Start of Exercise inputs
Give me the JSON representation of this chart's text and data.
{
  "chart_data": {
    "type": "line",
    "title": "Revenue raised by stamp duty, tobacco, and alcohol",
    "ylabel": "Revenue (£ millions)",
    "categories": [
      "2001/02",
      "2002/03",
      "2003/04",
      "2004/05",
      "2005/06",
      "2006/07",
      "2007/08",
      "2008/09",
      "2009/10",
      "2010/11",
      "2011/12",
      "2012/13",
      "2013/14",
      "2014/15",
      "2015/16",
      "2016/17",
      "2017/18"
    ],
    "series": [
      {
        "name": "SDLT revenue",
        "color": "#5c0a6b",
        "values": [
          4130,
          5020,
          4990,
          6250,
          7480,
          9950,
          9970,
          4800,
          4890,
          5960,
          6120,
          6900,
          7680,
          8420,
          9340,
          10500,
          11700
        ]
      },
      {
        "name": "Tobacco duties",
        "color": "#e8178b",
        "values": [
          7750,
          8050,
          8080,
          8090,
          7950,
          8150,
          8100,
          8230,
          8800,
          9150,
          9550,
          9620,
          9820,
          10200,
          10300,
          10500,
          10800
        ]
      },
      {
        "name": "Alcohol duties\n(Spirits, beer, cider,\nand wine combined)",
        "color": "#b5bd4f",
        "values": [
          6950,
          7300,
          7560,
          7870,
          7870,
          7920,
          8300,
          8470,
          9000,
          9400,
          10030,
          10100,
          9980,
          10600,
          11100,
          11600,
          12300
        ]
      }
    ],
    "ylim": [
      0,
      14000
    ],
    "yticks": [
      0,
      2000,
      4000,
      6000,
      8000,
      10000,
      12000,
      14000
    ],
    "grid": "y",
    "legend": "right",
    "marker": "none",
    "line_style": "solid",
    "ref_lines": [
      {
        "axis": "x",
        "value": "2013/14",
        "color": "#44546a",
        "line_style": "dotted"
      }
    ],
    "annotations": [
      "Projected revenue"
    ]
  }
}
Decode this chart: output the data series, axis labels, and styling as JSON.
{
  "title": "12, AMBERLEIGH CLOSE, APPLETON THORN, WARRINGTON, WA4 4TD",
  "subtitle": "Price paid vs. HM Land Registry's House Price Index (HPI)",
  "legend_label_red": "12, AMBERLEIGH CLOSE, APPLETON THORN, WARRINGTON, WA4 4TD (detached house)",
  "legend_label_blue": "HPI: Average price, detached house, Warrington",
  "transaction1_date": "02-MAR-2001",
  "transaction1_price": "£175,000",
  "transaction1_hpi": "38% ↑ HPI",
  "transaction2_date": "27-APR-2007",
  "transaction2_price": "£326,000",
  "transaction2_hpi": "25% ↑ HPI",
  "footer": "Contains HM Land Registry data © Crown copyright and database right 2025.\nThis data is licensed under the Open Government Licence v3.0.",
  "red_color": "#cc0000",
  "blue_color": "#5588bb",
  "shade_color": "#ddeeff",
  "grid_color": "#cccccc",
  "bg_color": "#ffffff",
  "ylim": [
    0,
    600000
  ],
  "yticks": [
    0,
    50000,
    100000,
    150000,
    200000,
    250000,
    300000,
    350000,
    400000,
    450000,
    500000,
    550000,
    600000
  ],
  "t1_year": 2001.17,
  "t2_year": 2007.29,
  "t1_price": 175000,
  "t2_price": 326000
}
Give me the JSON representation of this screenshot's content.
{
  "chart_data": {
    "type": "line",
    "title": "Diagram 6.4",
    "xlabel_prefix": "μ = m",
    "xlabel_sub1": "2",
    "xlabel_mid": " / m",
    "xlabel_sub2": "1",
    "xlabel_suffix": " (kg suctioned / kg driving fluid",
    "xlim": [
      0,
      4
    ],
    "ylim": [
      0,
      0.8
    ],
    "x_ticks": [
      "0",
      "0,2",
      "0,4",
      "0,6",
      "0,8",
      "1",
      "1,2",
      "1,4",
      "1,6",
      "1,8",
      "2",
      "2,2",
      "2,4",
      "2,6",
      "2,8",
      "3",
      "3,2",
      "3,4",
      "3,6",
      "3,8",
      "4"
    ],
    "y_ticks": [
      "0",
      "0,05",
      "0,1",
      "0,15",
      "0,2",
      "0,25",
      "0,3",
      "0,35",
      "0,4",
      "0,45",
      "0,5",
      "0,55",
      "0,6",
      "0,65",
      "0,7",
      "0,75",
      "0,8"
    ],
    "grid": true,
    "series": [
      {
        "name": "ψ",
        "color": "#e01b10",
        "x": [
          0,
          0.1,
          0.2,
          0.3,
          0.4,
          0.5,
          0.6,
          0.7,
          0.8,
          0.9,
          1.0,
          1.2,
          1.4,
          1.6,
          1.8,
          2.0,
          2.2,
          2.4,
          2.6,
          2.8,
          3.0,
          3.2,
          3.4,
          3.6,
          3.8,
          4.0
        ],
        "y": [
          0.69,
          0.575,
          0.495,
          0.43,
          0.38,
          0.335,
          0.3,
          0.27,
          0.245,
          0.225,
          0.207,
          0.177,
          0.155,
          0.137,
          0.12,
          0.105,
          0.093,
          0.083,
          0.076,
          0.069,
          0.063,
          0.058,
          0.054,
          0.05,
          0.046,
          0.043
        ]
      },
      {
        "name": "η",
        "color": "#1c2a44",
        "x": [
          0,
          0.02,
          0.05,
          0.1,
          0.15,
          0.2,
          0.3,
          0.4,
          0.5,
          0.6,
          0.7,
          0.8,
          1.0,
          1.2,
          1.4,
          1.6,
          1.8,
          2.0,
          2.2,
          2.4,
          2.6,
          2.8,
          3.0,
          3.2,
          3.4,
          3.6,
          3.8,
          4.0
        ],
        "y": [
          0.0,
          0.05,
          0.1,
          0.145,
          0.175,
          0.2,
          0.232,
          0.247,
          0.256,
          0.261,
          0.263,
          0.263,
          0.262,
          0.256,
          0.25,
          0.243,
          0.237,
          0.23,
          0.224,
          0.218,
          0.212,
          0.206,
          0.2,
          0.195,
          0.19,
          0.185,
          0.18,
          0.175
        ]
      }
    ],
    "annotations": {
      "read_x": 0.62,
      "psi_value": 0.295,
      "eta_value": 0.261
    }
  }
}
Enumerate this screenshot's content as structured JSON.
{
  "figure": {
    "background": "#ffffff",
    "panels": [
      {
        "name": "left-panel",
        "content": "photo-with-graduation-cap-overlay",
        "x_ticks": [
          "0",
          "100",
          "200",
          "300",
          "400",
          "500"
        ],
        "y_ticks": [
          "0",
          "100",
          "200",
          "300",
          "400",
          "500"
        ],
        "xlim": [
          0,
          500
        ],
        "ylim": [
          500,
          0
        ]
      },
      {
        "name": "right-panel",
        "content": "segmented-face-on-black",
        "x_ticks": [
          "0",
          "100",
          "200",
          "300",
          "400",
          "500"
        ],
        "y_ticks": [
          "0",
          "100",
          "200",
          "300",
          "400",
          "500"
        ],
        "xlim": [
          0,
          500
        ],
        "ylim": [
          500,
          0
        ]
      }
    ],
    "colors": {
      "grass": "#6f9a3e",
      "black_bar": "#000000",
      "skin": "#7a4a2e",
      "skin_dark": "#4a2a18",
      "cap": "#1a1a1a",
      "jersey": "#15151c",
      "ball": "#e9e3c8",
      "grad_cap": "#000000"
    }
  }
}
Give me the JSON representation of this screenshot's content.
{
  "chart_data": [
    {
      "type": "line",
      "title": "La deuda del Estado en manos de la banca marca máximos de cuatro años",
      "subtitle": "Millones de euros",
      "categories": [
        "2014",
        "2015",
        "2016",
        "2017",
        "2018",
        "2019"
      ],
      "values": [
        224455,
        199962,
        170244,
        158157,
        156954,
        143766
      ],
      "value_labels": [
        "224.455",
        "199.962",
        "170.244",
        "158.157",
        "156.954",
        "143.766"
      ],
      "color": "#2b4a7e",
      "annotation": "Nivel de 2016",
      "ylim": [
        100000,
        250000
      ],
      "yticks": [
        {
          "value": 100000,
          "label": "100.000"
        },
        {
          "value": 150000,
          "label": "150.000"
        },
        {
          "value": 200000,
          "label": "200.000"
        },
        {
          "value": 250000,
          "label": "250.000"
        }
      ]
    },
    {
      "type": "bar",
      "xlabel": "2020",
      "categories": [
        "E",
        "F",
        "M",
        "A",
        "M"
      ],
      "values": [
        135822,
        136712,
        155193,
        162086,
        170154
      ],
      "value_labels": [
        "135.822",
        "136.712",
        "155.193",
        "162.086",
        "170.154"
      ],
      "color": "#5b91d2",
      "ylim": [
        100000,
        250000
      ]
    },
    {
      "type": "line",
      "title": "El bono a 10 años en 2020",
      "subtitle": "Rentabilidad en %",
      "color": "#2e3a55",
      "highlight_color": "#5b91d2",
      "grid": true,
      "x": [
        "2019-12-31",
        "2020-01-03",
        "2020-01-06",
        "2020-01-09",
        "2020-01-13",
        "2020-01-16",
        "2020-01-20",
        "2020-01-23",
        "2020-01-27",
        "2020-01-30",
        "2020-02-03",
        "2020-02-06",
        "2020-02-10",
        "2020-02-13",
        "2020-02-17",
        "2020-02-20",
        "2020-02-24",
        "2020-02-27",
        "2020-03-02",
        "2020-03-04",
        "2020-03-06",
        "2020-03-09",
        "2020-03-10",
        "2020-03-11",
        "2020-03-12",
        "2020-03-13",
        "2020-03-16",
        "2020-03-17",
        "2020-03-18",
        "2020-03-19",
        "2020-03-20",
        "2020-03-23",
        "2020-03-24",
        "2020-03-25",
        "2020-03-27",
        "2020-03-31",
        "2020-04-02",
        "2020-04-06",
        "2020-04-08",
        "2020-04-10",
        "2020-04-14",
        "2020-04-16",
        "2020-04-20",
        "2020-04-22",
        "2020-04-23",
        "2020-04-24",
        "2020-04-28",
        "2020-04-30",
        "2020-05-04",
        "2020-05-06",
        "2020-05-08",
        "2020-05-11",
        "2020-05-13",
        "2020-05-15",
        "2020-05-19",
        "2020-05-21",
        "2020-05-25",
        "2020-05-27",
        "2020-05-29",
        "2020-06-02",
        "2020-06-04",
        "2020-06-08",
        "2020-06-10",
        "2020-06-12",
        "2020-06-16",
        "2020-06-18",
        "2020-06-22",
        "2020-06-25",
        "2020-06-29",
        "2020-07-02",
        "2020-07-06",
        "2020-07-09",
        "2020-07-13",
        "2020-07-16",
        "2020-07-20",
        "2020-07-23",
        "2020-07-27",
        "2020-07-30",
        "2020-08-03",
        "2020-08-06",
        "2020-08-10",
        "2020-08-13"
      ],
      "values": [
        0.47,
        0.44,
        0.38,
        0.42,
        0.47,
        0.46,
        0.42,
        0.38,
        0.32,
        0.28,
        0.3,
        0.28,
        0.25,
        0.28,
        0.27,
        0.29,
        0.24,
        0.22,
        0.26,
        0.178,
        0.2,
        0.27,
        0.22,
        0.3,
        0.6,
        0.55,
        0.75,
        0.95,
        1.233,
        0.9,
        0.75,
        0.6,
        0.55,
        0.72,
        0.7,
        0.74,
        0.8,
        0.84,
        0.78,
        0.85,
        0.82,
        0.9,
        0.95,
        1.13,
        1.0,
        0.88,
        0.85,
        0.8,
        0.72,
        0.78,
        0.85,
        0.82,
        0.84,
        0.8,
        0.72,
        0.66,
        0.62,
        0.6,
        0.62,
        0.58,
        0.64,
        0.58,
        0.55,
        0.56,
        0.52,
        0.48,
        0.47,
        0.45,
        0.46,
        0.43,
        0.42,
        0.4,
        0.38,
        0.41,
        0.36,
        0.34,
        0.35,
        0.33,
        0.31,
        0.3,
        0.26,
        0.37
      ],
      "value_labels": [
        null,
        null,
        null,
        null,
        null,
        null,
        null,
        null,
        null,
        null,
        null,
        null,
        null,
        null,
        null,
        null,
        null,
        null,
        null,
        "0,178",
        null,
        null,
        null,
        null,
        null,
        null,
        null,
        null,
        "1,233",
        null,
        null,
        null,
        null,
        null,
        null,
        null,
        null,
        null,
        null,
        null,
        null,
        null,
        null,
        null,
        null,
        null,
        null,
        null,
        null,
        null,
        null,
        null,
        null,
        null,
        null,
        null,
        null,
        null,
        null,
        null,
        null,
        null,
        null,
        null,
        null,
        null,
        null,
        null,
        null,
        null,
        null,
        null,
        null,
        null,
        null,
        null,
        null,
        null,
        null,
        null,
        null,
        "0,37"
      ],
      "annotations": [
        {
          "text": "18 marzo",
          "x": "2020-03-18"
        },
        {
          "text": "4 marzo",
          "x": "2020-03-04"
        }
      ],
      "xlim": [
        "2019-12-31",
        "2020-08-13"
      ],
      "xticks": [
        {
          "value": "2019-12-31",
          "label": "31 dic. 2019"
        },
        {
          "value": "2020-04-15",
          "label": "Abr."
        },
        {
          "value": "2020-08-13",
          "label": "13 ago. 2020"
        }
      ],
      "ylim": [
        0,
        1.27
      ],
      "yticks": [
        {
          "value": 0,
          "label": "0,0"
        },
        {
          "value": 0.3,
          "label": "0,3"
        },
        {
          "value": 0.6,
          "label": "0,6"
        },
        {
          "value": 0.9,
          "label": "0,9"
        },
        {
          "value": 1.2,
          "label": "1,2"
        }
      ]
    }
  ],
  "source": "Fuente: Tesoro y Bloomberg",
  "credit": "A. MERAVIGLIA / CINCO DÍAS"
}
End of Exercise inputs
# [Given request]
Locate all lines in the listing above with the word "axis". Copy them.

# [Answer for this exercise]
        "axis": "x",
Decode this chart: output the data series, axis labels, and styling as JSON.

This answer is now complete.